* _EXERCISE GOAL_
Find all the lines with "锦江之星" and gather them.

(Stored dataset items)
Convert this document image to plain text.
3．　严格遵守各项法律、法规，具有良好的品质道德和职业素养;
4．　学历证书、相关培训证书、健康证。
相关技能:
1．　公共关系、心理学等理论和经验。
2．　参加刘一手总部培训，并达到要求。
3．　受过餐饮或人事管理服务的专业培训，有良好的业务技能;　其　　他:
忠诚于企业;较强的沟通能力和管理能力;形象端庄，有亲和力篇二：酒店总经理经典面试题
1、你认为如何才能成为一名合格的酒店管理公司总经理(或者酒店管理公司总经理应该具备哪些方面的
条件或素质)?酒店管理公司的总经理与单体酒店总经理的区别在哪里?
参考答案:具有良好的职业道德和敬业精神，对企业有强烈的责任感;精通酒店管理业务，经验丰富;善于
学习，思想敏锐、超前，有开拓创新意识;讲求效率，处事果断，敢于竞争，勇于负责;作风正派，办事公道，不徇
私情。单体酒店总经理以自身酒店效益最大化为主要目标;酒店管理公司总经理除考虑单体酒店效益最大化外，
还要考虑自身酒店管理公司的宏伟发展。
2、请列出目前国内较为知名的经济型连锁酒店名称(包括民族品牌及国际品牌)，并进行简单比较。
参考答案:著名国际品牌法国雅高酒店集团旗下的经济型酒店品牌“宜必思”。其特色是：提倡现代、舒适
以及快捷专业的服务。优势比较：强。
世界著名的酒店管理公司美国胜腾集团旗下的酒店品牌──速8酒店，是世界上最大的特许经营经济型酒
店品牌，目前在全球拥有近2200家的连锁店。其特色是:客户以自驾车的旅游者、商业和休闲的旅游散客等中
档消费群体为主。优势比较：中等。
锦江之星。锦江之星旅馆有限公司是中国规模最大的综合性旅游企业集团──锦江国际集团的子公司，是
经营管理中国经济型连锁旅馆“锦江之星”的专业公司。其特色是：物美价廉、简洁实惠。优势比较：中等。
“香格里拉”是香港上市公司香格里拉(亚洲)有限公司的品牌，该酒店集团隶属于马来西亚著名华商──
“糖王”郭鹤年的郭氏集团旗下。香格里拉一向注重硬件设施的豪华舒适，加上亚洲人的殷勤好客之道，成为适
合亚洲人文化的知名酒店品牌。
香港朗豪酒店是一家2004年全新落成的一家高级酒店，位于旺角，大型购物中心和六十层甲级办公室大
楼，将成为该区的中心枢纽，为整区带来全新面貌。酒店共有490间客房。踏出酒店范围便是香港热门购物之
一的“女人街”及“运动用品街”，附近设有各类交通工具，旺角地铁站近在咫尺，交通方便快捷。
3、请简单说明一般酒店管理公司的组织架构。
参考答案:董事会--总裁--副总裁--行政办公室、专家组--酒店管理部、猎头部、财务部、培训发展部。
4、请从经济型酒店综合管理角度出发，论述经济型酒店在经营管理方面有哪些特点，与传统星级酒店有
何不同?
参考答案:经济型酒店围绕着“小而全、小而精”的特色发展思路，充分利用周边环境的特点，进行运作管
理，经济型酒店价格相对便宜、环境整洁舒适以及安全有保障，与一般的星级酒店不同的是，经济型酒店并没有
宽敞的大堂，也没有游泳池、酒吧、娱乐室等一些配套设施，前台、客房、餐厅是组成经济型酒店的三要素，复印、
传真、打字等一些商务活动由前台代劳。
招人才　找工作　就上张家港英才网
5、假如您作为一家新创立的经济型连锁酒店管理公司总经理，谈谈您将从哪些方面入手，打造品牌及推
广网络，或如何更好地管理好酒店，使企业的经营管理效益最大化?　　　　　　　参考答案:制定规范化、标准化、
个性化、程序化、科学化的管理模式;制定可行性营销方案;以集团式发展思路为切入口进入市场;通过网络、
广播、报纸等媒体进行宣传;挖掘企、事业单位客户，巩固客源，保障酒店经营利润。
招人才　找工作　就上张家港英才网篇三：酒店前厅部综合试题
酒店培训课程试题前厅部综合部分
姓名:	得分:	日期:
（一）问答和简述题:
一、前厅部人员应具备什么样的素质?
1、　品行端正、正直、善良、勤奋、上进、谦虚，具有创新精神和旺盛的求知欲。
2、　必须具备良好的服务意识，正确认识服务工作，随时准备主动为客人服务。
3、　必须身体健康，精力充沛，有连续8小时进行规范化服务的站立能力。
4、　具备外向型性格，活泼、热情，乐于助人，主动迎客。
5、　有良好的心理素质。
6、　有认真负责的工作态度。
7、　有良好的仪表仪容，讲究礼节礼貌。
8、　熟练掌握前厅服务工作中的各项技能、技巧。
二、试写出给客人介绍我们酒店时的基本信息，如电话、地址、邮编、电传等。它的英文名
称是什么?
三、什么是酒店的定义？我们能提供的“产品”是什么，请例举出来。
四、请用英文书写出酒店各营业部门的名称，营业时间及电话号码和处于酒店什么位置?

* _RIGHT ANSWER_
锦江之星。锦江之星旅馆有限公司是中国规模最大的综合性旅游企业集团──锦江国际集团的子公司，是
经营管理中国经济型连锁旅馆“锦江之星”的专业公司。其特色是：物美价廉、简洁实惠。优势比较：中等。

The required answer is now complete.